Stated goal -> Bring together all lines of the material below that contain the string "JSON".

:: Provided records

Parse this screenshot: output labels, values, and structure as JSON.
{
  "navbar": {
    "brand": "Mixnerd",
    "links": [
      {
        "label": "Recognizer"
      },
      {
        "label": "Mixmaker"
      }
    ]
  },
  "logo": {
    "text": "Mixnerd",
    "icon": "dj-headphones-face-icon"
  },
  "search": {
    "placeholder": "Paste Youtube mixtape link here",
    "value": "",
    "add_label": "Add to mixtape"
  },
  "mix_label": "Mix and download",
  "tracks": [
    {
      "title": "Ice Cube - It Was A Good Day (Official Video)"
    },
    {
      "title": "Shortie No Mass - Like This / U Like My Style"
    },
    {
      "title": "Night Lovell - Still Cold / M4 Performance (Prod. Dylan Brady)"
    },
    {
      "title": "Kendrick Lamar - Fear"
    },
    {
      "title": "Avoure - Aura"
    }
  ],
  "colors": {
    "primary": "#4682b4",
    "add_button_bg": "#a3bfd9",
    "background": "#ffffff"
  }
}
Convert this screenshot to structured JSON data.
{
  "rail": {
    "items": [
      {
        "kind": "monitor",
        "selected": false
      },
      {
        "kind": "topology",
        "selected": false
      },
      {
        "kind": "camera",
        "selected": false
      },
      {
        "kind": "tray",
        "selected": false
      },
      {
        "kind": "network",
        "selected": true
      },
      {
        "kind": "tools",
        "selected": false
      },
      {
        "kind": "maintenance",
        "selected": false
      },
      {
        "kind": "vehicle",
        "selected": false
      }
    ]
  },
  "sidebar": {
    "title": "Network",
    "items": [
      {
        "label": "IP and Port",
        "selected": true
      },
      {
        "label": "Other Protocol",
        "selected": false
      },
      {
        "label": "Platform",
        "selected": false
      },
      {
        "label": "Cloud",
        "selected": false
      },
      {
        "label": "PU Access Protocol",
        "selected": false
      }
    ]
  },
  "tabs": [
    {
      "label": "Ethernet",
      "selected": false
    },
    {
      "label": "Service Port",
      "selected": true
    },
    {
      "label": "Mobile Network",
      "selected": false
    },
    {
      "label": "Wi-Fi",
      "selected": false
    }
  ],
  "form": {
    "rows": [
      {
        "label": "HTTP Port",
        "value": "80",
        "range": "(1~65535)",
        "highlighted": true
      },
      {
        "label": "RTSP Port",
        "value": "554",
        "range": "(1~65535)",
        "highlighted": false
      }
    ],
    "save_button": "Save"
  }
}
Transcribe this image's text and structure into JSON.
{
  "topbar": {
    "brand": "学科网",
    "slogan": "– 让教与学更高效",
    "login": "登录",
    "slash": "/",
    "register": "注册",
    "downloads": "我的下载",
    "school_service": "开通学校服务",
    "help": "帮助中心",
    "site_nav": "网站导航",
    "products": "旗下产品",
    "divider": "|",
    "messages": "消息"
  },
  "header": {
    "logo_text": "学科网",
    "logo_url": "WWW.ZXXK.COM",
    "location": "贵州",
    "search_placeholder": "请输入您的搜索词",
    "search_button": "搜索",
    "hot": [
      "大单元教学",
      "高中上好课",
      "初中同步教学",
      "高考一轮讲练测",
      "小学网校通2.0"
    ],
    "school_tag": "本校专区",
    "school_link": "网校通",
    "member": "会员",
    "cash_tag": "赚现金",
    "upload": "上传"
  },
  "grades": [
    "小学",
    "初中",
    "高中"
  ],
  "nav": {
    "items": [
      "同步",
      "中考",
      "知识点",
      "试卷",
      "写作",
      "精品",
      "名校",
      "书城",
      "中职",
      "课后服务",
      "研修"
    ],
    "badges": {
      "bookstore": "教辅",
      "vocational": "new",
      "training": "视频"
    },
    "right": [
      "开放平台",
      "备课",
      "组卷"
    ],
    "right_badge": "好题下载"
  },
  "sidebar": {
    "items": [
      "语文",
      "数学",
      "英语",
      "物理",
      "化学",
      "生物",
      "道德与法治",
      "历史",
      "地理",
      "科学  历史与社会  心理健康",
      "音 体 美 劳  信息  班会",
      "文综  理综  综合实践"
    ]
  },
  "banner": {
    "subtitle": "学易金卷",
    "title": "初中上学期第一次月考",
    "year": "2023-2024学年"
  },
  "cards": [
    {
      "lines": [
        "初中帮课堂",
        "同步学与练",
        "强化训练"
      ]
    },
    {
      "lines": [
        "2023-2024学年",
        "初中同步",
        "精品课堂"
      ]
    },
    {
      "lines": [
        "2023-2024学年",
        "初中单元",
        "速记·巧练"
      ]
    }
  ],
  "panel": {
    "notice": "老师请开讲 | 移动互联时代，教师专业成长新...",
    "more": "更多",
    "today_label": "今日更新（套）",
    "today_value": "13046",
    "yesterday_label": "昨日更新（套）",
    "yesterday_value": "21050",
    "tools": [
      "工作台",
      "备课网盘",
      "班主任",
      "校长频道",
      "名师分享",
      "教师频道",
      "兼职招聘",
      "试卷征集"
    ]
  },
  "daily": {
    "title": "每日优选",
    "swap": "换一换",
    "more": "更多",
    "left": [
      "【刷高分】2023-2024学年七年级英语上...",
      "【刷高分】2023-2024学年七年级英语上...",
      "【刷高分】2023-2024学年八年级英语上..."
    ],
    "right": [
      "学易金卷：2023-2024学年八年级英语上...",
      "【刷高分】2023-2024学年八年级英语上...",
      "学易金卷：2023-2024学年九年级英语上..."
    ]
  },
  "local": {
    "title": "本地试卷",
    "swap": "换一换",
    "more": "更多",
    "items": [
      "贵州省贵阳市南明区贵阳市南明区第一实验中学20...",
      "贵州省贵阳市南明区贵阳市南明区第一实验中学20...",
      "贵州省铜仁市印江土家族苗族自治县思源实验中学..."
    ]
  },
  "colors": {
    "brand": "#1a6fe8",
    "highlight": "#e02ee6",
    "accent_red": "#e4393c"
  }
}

::::

Written response ->
Parse this screenshot: output labels, values, and structure as JSON.
Convert this screenshot to structured JSON data.
Transcribe this image's text and structure into JSON.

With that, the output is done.